Give back the records below exactly, every one, with no pictures.

########################################

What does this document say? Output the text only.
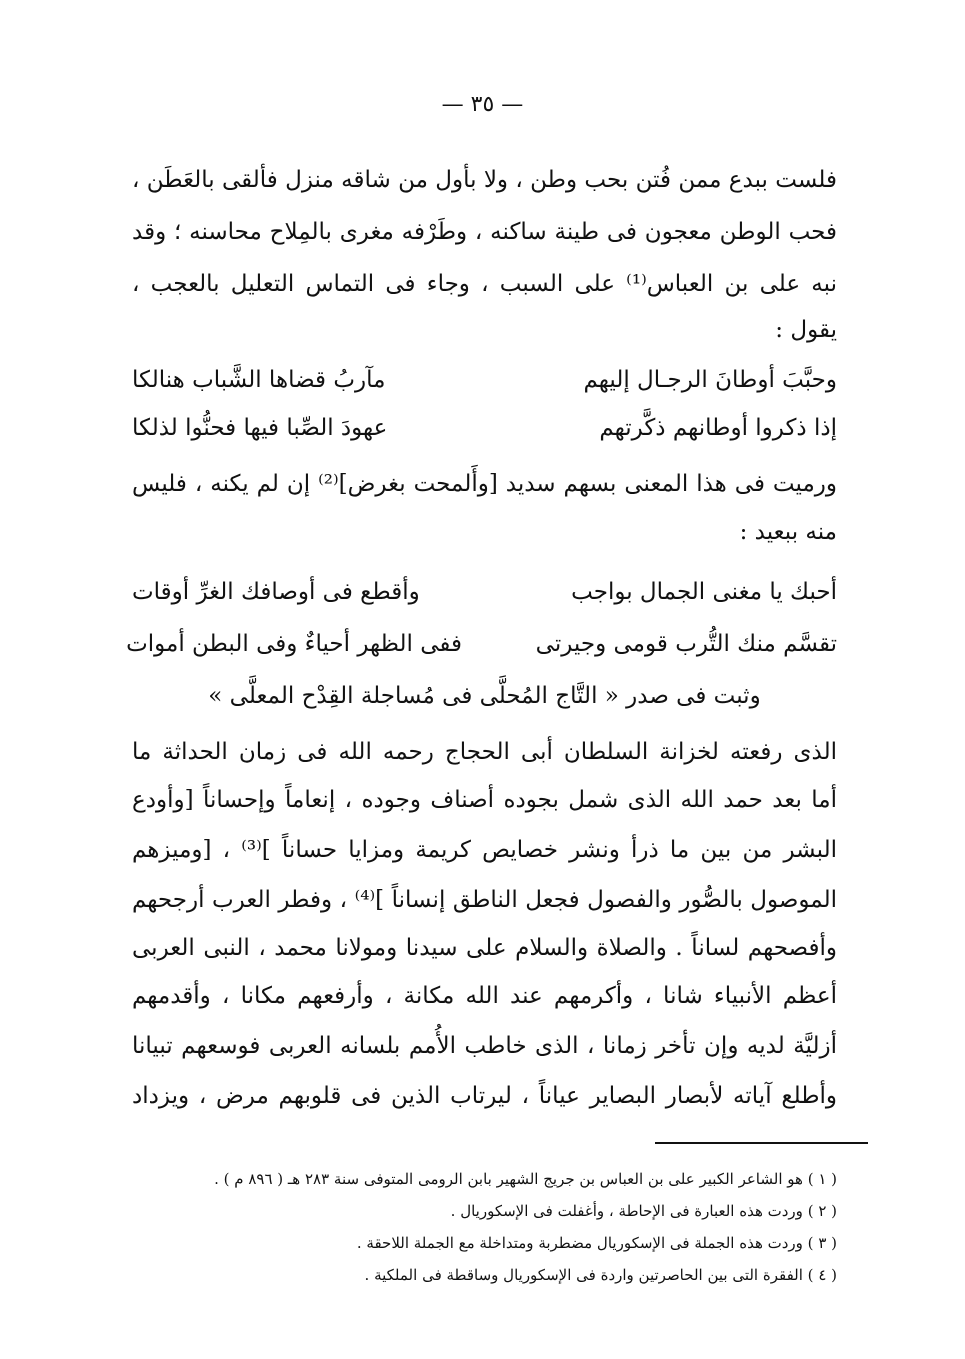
— ٣٥ —
فلست ببدع ممن فُتن بحب وطن ، ولا بأول من شاقه منزل فألقى بالعَطَن ،
فحب الوطن معجون فى طينة ساكنه ، وطَرْفه مغرى بالمِلاح محاسنه ؛ وقد
نبه على بن العباس⁽¹⁾ على السبب ، وجاء فى التماس التعليل بالعجب ،
يقول :
وحبَّبَ أوطانَ الرجـال إليهم
مآربُ قضاها الشَّباب هنالكا
إذا ذكروا أوطانهم ذكَّرتهم
عهودَ الصِّبا فيها فحنُّوا لذلكا
ورميت فى هذا المعنى بسهم سديد [وأَلمحت بغرض]⁽²⁾ إن لم يكنه ، فليس
منه ببعيد :
أحبك يا مغنى الجمال بواجب
وأقطع فى أوصافك الغرِّ أوقات
تقسَّم منك التُّرب قومى وجيرتى
ففى الظهر أحياءٌ وفى البطن أموات
وثبت فى صدر « التَّاج المُحلَّى فى مُساجلة القِدْح المعلَّى »
الذى رفعته لخزانة السلطان أبى الحجاج رحمه الله فى زمان الحداثة ما
أما بعد حمد الله الذى شمل بجوده أصناف وجوده ، إنعاماً وإحساناً [وأودع
البشر من بين ما ذرأ ونشر خصايص كريمة ومزايا حساناً ]⁽³⁾ ، [وميزهم
الموصول بالصُّور والفصول فجعل الناطق إنساناً ]⁽⁴⁾ ، وفطر العرب أرجحهم
وأفصحهم لساناً . والصلاة والسلام على سيدنا ومولانا محمد ، النبى العربى
أعظم الأنبياء شانا ، وأكرمهم عند الله مكانة ، وأرفعهم مكانا ، وأقدمهم
أزليَّة لديه وإن تأخر زمانا ، الذى خاطب الأُمم بلسانه العربى فوسعهم تبيانا
وأطلع آياته لأبصار البصاير عياناً ، ليرتاب الذين فى قلوبهم مرض ، ويزداد
( ١ ) هو الشاعر الكبير على بن العباس بن جريج الشهير بابن الرومى المتوفى سنة ٢٨٣ هـ ( ٨٩٦ م ) .
( ٢ ) وردت هذه العبارة فى الإحاطة ، وأغفلت فى الإسكوريال .
( ٣ ) وردت هذه الجملة فى الإسكوريال مضطربة ومتداخلة مع الجملة اللاحقة .
( ٤ ) الفقرة التى بين الحاصرتين واردة فى الإسكوريال وساقطة فى الملكية .
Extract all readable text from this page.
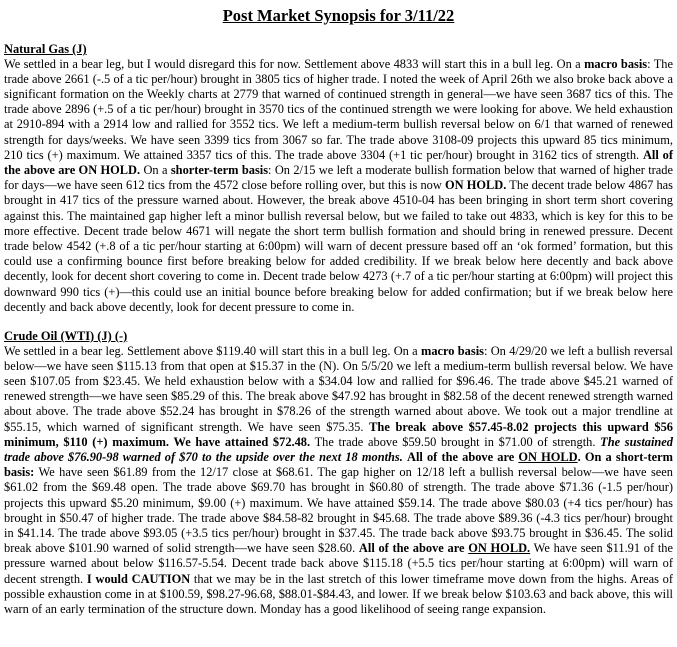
Post Market Synopsis for 3/11/22
Natural Gas (J)

We settled in a bear leg, but I would disregard this for now. Settlement above 4833 will start this in a bull leg. On a macro basis: The trade above 2661 (-.5 of a tic per/hour) brought in 3805 tics of higher trade. I noted the week of April 26th we also broke back above a significant formation on the Weekly charts at 2779 that warned of continued strength in general—we have seen 3687 tics of this. The trade above 2896 (+.5 of a tic per/hour) brought in 3570 tics of the continued strength we were looking for above. We held exhaustion at 2910-894 with a 2914 low and rallied for 3552 tics. We left a medium-term bullish reversal below on 6/1 that warned of renewed strength for days/weeks. We have seen 3399 tics from 3067 so far. The trade above 3108-09 projects this upward 85 tics minimum, 210 tics (+) maximum. We attained 3357 tics of this. The trade above 3304 (+1 tic per/hour) brought in 3162 tics of strength. All of the above are ON HOLD. On a shorter-term basis: On 2/15 we left a moderate bullish formation below that warned of higher trade for days—we have seen 612 tics from the 4572 close before rolling over, but this is now ON HOLD. The decent trade below 4867 has brought in 417 tics of the pressure warned about. However, the break above 4510-04 has been bringing in short term short covering against this. The maintained gap higher left a minor bullish reversal below, but we failed to take out 4833, which is key for this to be more effective. Decent trade below 4671 will negate the short term bullish formation and should bring in renewed pressure. Decent trade below 4542 (+.8 of a tic per/hour starting at 6:00pm) will warn of decent pressure based off an ‘ok formed’ formation, but this could use a confirming bounce first before breaking below for added credibility. If we break below here decently and back above decently, look for decent short covering to come in. Decent trade below 4273 (+.7 of a tic per/hour starting at 6:00pm) will project this downward 990 tics (+)—this could use an initial bounce before breaking below for added confirmation; but if we break below here decently and back above decently, look for decent pressure to come in.

Crude Oil (WTI) (J) (-)

We settled in a bear leg. Settlement above $119.40 will start this in a bull leg. On a macro basis: On 4/29/20 we left a bullish reversal below—we have seen $115.13 from that open at $15.37 in the (N). On 5/5/20 we left a medium-term bullish reversal below. We have seen $107.05 from $23.45. We held exhaustion below with a $34.04 low and rallied for $96.46. The trade above $45.21 warned of renewed strength—we have seen $85.29 of this. The break above $47.92 has brought in $82.58 of the decent renewed strength warned about above. The trade above $52.24 has brought in $78.26 of the strength warned about above. We took out a major trendline at $55.15, which warned of significant strength. We have seen $75.35. The break above $57.45-8.02 projects this upward $56 minimum, $110 (+) maximum. We have attained $72.48. The trade above $59.50 brought in $71.00 of strength. The sustained trade above $76.90-98 warned of $70 to the upside over the next 18 months. All of the above are ON HOLD. On a short-term basis: We have seen $61.89 from the 12/17 close at $68.61. The gap higher on 12/18 left a bullish reversal below—we have seen $61.02 from the $69.48 open. The trade above $69.70 has brought in $60.80 of strength. The trade above $71.36 (-1.5 per/hour) projects this upward $5.20 minimum, $9.00 (+) maximum. We have attained $59.14. The trade above $80.03 (+4 tics per/hour) has brought in $50.47 of higher trade. The trade above $84.58-82 brought in $45.68. The trade above $89.36 (-4.3 tics per/hour) brought in $41.14. The trade above $93.05 (+3.5 tics per/hour) brought in $37.45. The trade back above $93.75 brought in $36.45. The solid break above $101.90 warned of solid strength—we have seen $28.60. All of the above are ON HOLD. We have seen $11.91 of the pressure warned about below $116.57-5.54. Decent trade back above $115.18 (+5.5 tics per/hour starting at 6:00pm) will warn of decent strength. I would CAUTION that we may be in the last stretch of this lower timeframe move down from the highs. Areas of possible exhaustion come in at $100.59, $98.27-96.68, $88.01-$84.43, and lower. If we break below $103.63 and back above, this will warn of an early termination of the structure down. Monday has a good likelihood of seeing range expansion.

########################################

-- The solution --
What does this document say? Output the text only.
— ٣٥ —
فلست ببدع ممن فُتن بحب وطن ، ولا بأول من شاقه منزل فألقى بالعَطَن ،
فحب الوطن معجون فى طينة ساكنه ، وطَرْفه مغرى بالمِلاح محاسنه ؛ وقد
نبه على بن العباس⁽¹⁾ على السبب ، وجاء فى التماس التعليل بالعجب ،
يقول :
وحبَّبَ أوطانَ الرجـال إليهم
مآربُ قضاها الشَّباب هنالكا
إذا ذكروا أوطانهم ذكَّرتهم
عهودَ الصِّبا فيها فحنُّوا لذلكا
ورميت فى هذا المعنى بسهم سديد [وأَلمحت بغرض]⁽²⁾ إن لم يكنه ، فليس
منه ببعيد :
أحبك يا مغنى الجمال بواجب
وأقطع فى أوصافك الغرِّ أوقات
تقسَّم منك التُّرب قومى وجيرتى
ففى الظهر أحياءٌ وفى البطن أموات
وثبت فى صدر « التَّاج المُحلَّى فى مُساجلة القِدْح المعلَّى »
الذى رفعته لخزانة السلطان أبى الحجاج رحمه الله فى زمان الحداثة ما
أما بعد حمد الله الذى شمل بجوده أصناف وجوده ، إنعاماً وإحساناً [وأودع
البشر من بين ما ذرأ ونشر خصايص كريمة ومزايا حساناً ]⁽³⁾ ، [وميزهم
الموصول بالصُّور والفصول فجعل الناطق إنساناً ]⁽⁴⁾ ، وفطر العرب أرجحهم
وأفصحهم لساناً . والصلاة والسلام على سيدنا ومولانا محمد ، النبى العربى
أعظم الأنبياء شانا ، وأكرمهم عند الله مكانة ، وأرفعهم مكانا ، وأقدمهم
أزليَّة لديه وإن تأخر زمانا ، الذى خاطب الأُمم بلسانه العربى فوسعهم تبيانا
وأطلع آياته لأبصار البصاير عياناً ، ليرتاب الذين فى قلوبهم مرض ، ويزداد
( ١ ) هو الشاعر الكبير على بن العباس بن جريج الشهير بابن الرومى المتوفى سنة ٢٨٣ هـ ( ٨٩٦ م ) .
( ٢ ) وردت هذه العبارة فى الإحاطة ، وأغفلت فى الإسكوريال .
( ٣ ) وردت هذه الجملة فى الإسكوريال مضطربة ومتداخلة مع الجملة اللاحقة .
( ٤ ) الفقرة التى بين الحاصرتين واردة فى الإسكوريال وساقطة فى الملكية .
Extract all readable text from this page.
Post Market Synopsis for 3/11/22
Natural Gas (J)

We settled in a bear leg, but I would disregard this for now. Settlement above 4833 will start this in a bull leg. On a macro basis: The trade above 2661 (-.5 of a tic per/hour) brought in 3805 tics of higher trade. I noted the week of April 26th we also broke back above a significant formation on the Weekly charts at 2779 that warned of continued strength in general—we have seen 3687 tics of this. The trade above 2896 (+.5 of a tic per/hour) brought in 3570 tics of the continued strength we were looking for above. We held exhaustion at 2910-894 with a 2914 low and rallied for 3552 tics. We left a medium-term bullish reversal below on 6/1 that warned of renewed strength for days/weeks. We have seen 3399 tics from 3067 so far. The trade above 3108-09 projects this upward 85 tics minimum, 210 tics (+) maximum. We attained 3357 tics of this. The trade above 3304 (+1 tic per/hour) brought in 3162 tics of strength. All of the above are ON HOLD. On a shorter-term basis: On 2/15 we left a moderate bullish formation below that warned of higher trade for days—we have seen 612 tics from the 4572 close before rolling over, but this is now ON HOLD. The decent trade below 4867 has brought in 417 tics of the pressure warned about. However, the break above 4510-04 has been bringing in short term short covering against this. The maintained gap higher left a minor bullish reversal below, but we failed to take out 4833, which is key for this to be more effective. Decent trade below 4671 will negate the short term bullish formation and should bring in renewed pressure. Decent trade below 4542 (+.8 of a tic per/hour starting at 6:00pm) will warn of decent pressure based off an ‘ok formed’ formation, but this could use a confirming bounce first before breaking below for added credibility. If we break below here decently and back above decently, look for decent short covering to come in. Decent trade below 4273 (+.7 of a tic per/hour starting at 6:00pm) will project this downward 990 tics (+)—this could use an initial bounce before breaking below for added confirmation; but if we break below here decently and back above decently, look for decent pressure to come in.

Crude Oil (WTI) (J) (-)

We settled in a bear leg. Settlement above $119.40 will start this in a bull leg. On a macro basis: On 4/29/20 we left a bullish reversal below—we have seen $115.13 from that open at $15.37 in the (N). On 5/5/20 we left a medium-term bullish reversal below. We have seen $107.05 from $23.45. We held exhaustion below with a $34.04 low and rallied for $96.46. The trade above $45.21 warned of renewed strength—we have seen $85.29 of this. The break above $47.92 has brought in $82.58 of the decent renewed strength warned about above. The trade above $52.24 has brought in $78.26 of the strength warned about above. We took out a major trendline at $55.15, which warned of significant strength. We have seen $75.35. The break above $57.45-8.02 projects this upward $56 minimum, $110 (+) maximum. We have attained $72.48. The trade above $59.50 brought in $71.00 of strength. The sustained trade above $76.90-98 warned of $70 to the upside over the next 18 months. All of the above are ON HOLD. On a short-term basis: We have seen $61.89 from the 12/17 close at $68.61. The gap higher on 12/18 left a bullish reversal below—we have seen $61.02 from the $69.48 open. The trade above $69.70 has brought in $60.80 of strength. The trade above $71.36 (-1.5 per/hour) projects this upward $5.20 minimum, $9.00 (+) maximum. We have attained $59.14. The trade above $80.03 (+4 tics per/hour) has brought in $50.47 of higher trade. The trade above $84.58-82 brought in $45.68. The trade above $89.36 (-4.3 tics per/hour) brought in $41.14. The trade above $93.05 (+3.5 tics per/hour) brought in $37.45. The trade back above $93.75 brought in $36.45. The solid break above $101.90 warned of solid strength—we have seen $28.60. All of the above are ON HOLD. We have seen $11.91 of the pressure warned about below $116.57-5.54. Decent trade back above $115.18 (+5.5 tics per/hour starting at 6:00pm) will warn of decent strength. I would CAUTION that we may be in the last stretch of this lower timeframe move down from the highs. Areas of possible exhaustion come in at $100.59, $98.27-96.68, $88.01-$84.43, and lower. If we break below $103.63 and back above, this will warn of an early termination of the structure down. Monday has a good likelihood of seeing range expansion.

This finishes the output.